What needs to be done: Provide an exact copy of the data, excluding the images.

Materials provided:

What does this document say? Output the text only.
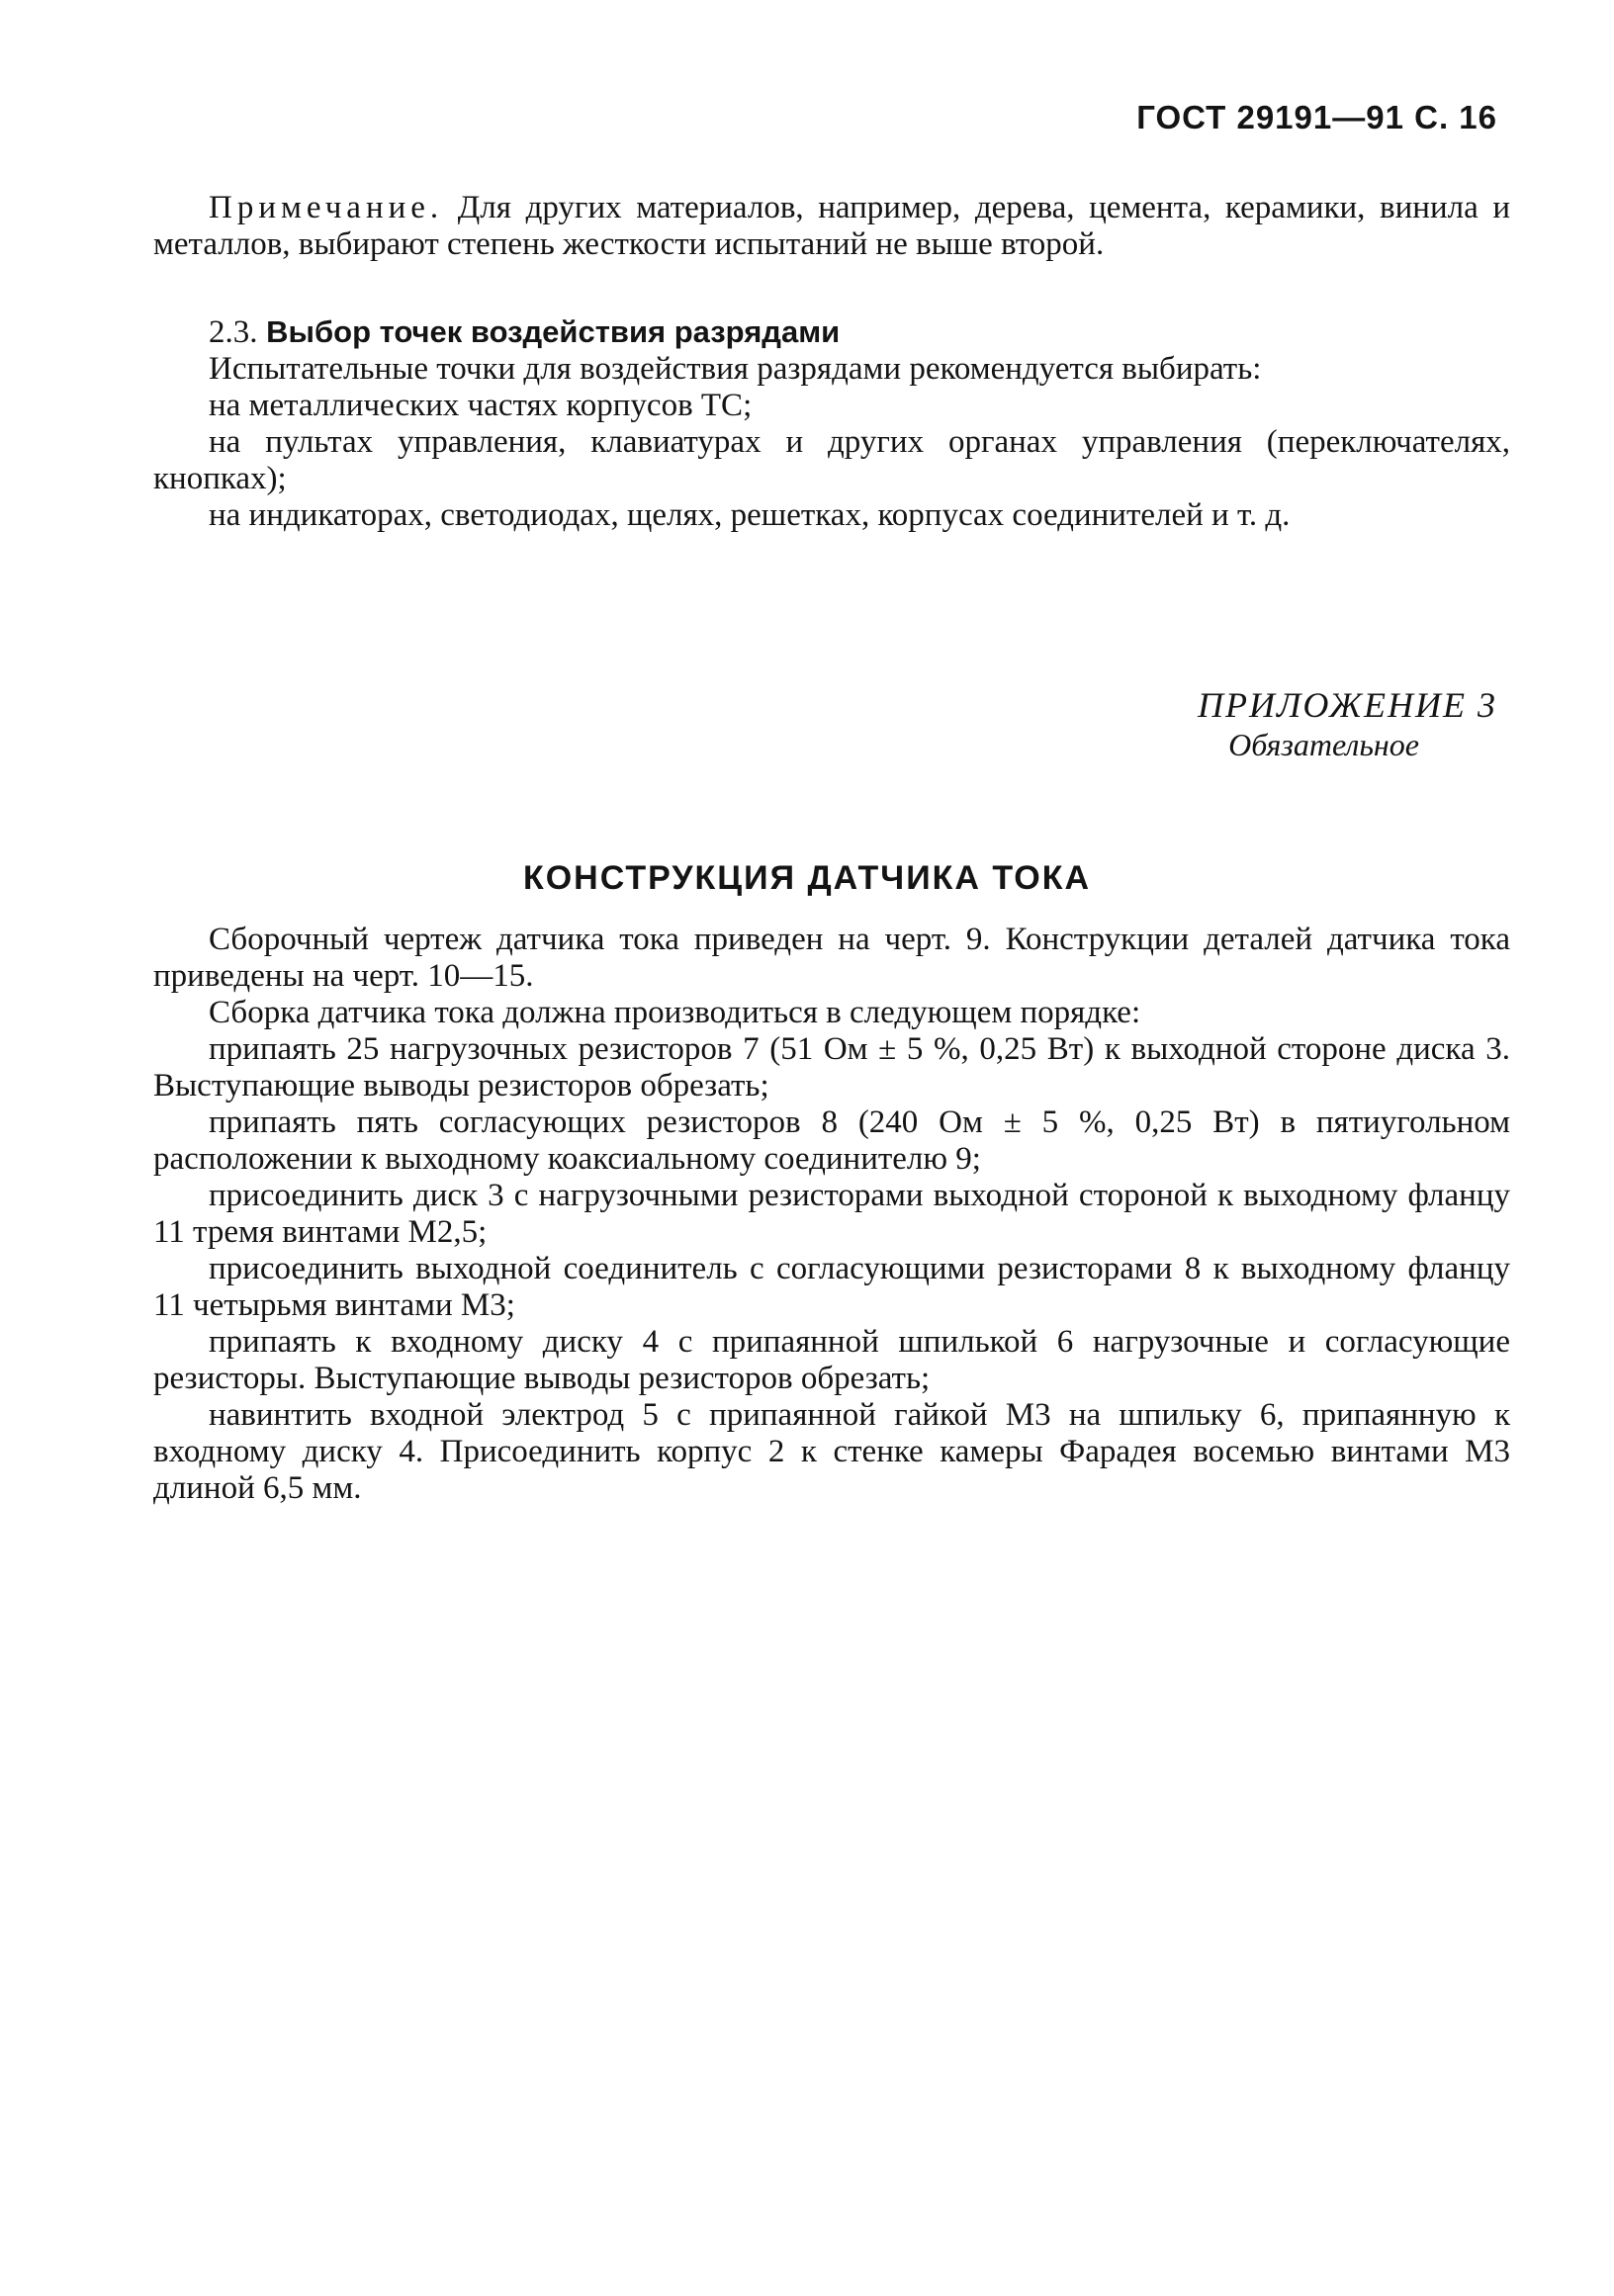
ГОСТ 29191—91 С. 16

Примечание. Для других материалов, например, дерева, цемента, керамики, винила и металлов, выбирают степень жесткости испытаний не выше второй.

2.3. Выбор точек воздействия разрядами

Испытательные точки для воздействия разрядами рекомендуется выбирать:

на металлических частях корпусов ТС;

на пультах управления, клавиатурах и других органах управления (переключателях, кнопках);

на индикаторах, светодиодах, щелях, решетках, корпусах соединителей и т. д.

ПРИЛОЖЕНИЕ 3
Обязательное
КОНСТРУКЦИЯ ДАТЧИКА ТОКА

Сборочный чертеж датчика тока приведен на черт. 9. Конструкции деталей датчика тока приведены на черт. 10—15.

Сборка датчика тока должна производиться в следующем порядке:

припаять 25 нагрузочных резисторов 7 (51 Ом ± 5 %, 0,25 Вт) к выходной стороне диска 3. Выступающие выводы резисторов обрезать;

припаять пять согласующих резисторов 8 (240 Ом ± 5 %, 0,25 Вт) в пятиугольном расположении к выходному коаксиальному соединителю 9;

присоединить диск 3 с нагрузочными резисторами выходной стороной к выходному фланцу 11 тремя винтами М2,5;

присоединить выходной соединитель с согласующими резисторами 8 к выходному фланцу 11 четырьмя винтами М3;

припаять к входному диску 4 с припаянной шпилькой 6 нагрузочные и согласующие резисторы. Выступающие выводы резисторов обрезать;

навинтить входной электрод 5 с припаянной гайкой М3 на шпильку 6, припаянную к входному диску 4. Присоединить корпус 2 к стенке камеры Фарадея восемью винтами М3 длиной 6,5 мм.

Exercise answer:
What does this document say? Output the text only.
ГОСТ 29191—91 С. 16

Примечание. Для других материалов, например, дерева, цемента, керамики, винила и металлов, выбирают степень жесткости испытаний не выше второй.

2.3. Выбор точек воздействия разрядами

Испытательные точки для воздействия разрядами рекомендуется выбирать:

на металлических частях корпусов ТС;

на пультах управления, клавиатурах и других органах управления (переключателях, кнопках);

на индикаторах, светодиодах, щелях, решетках, корпусах соединителей и т. д.

ПРИЛОЖЕНИЕ 3
Обязательное
КОНСТРУКЦИЯ ДАТЧИКА ТОКА

Сборочный чертеж датчика тока приведен на черт. 9. Конструкции деталей датчика тока приведены на черт. 10—15.

Сборка датчика тока должна производиться в следующем порядке:

припаять 25 нагрузочных резисторов 7 (51 Ом ± 5 %, 0,25 Вт) к выходной стороне диска 3. Выступающие выводы резисторов обрезать;

припаять пять согласующих резисторов 8 (240 Ом ± 5 %, 0,25 Вт) в пятиугольном расположении к выходному коаксиальному соединителю 9;

присоединить диск 3 с нагрузочными резисторами выходной стороной к выходному фланцу 11 тремя винтами М2,5;

присоединить выходной соединитель с согласующими резисторами 8 к выходному фланцу 11 четырьмя винтами М3;

припаять к входному диску 4 с припаянной шпилькой 6 нагрузочные и согласующие резисторы. Выступающие выводы резисторов обрезать;

навинтить входной электрод 5 с припаянной гайкой М3 на шпильку 6, припаянную к входному диску 4. Присоединить корпус 2 к стенке камеры Фарадея восемью винтами М3 длиной 6,5 мм.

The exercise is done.